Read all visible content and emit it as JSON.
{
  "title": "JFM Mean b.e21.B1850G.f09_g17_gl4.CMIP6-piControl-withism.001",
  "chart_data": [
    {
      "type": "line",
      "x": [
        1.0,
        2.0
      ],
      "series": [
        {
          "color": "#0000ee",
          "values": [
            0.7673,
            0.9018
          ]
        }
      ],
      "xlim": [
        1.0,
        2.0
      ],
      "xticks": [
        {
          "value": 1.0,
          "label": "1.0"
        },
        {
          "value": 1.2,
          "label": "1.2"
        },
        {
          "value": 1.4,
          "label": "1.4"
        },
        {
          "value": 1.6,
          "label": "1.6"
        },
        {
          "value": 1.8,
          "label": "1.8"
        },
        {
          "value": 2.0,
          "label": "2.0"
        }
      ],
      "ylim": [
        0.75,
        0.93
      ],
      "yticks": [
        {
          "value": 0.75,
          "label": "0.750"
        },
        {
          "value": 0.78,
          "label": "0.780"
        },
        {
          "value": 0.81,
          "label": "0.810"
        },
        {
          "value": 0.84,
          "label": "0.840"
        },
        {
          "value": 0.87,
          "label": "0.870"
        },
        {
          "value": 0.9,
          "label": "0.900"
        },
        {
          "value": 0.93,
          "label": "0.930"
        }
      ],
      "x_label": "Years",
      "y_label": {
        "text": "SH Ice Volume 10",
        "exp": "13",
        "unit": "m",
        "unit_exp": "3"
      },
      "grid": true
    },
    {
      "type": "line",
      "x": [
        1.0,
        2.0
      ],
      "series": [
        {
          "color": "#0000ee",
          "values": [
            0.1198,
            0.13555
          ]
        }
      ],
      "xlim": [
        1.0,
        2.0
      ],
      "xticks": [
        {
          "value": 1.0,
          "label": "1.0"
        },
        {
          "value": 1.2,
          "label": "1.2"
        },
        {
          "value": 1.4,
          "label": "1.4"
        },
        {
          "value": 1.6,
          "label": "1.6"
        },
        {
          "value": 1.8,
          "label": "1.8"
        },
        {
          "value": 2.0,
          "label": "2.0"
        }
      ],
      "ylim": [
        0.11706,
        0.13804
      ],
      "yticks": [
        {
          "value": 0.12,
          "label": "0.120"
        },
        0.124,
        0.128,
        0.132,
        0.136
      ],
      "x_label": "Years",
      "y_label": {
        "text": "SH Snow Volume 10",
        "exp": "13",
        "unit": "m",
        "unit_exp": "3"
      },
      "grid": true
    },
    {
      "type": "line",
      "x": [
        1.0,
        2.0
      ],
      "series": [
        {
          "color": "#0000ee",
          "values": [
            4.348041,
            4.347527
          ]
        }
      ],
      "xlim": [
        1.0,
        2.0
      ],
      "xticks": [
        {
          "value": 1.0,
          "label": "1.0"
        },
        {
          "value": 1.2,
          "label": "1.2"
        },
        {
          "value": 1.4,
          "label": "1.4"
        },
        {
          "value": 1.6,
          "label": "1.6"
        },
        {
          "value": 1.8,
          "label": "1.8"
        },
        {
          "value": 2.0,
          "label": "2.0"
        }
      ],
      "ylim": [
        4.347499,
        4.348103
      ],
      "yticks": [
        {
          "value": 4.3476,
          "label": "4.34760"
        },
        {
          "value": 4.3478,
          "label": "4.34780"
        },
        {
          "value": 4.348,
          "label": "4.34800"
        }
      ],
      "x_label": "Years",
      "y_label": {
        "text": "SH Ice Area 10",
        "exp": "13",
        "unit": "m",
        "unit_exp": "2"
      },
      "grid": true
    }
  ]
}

***

INSTRUCTIONS TO FOLLOW >> Retype all the material above precisely, with no line left out.

SOLUTION >>
Read all visible content and emit it as JSON.
{
  "title": "JFM Mean b.e21.B1850G.f09_g17_gl4.CMIP6-piControl-withism.001",
  "chart_data": [
    {
      "type": "line",
      "x": [
        1.0,
        2.0
      ],
      "series": [
        {
          "color": "#0000ee",
          "values": [
            0.7673,
            0.9018
          ]
        }
      ],
      "xlim": [
        1.0,
        2.0
      ],
      "xticks": [
        {
          "value": 1.0,
          "label": "1.0"
        },
        {
          "value": 1.2,
          "label": "1.2"
        },
        {
          "value": 1.4,
          "label": "1.4"
        },
        {
          "value": 1.6,
          "label": "1.6"
        },
        {
          "value": 1.8,
          "label": "1.8"
        },
        {
          "value": 2.0,
          "label": "2.0"
        }
      ],
      "ylim": [
        0.75,
        0.93
      ],
      "yticks": [
        {
          "value": 0.75,
          "label": "0.750"
        },
        {
          "value": 0.78,
          "label": "0.780"
        },
        {
          "value": 0.81,
          "label": "0.810"
        },
        {
          "value": 0.84,
          "label": "0.840"
        },
        {
          "value": 0.87,
          "label": "0.870"
        },
        {
          "value": 0.9,
          "label": "0.900"
        },
        {
          "value": 0.93,
          "label": "0.930"
        }
      ],
      "x_label": "Years",
      "y_label": {
        "text": "SH Ice Volume 10",
        "exp": "13",
        "unit": "m",
        "unit_exp": "3"
      },
      "grid": true
    },
    {
      "type": "line",
      "x": [
        1.0,
        2.0
      ],
      "series": [
        {
          "color": "#0000ee",
          "values": [
            0.1198,
            0.13555
          ]
        }
      ],
      "xlim": [
        1.0,
        2.0
      ],
      "xticks": [
        {
          "value": 1.0,
          "label": "1.0"
        },
        {
          "value": 1.2,
          "label": "1.2"
        },
        {
          "value": 1.4,
          "label": "1.4"
        },
        {
          "value": 1.6,
          "label": "1.6"
        },
        {
          "value": 1.8,
          "label": "1.8"
        },
        {
          "value": 2.0,
          "label": "2.0"
        }
      ],
      "ylim": [
        0.11706,
        0.13804
      ],
      "yticks": [
        {
          "value": 0.12,
          "label": "0.120"
        },
        0.124,
        0.128,
        0.132,
        0.136
      ],
      "x_label": "Years",
      "y_label": {
        "text": "SH Snow Volume 10",
        "exp": "13",
        "unit": "m",
        "unit_exp": "3"
      },
      "grid": true
    },
    {
      "type": "line",
      "x": [
        1.0,
        2.0
      ],
      "series": [
        {
          "color": "#0000ee",
          "values": [
            4.348041,
            4.347527
          ]
        }
      ],
      "xlim": [
        1.0,
        2.0
      ],
      "xticks": [
        {
          "value": 1.0,
          "label": "1.0"
        },
        {
          "value": 1.2,
          "label": "1.2"
        },
        {
          "value": 1.4,
          "label": "1.4"
        },
        {
          "value": 1.6,
          "label": "1.6"
        },
        {
          "value": 1.8,
          "label": "1.8"
        },
        {
          "value": 2.0,
          "label": "2.0"
        }
      ],
      "ylim": [
        4.347499,
        4.348103
      ],
      "yticks": [
        {
          "value": 4.3476,
          "label": "4.34760"
        },
        {
          "value": 4.3478,
          "label": "4.34780"
        },
        {
          "value": 4.348,
          "label": "4.34800"
        }
      ],
      "x_label": "Years",
      "y_label": {
        "text": "SH Ice Area 10",
        "exp": "13",
        "unit": "m",
        "unit_exp": "2"
      },
      "grid": true
    }
  ]
}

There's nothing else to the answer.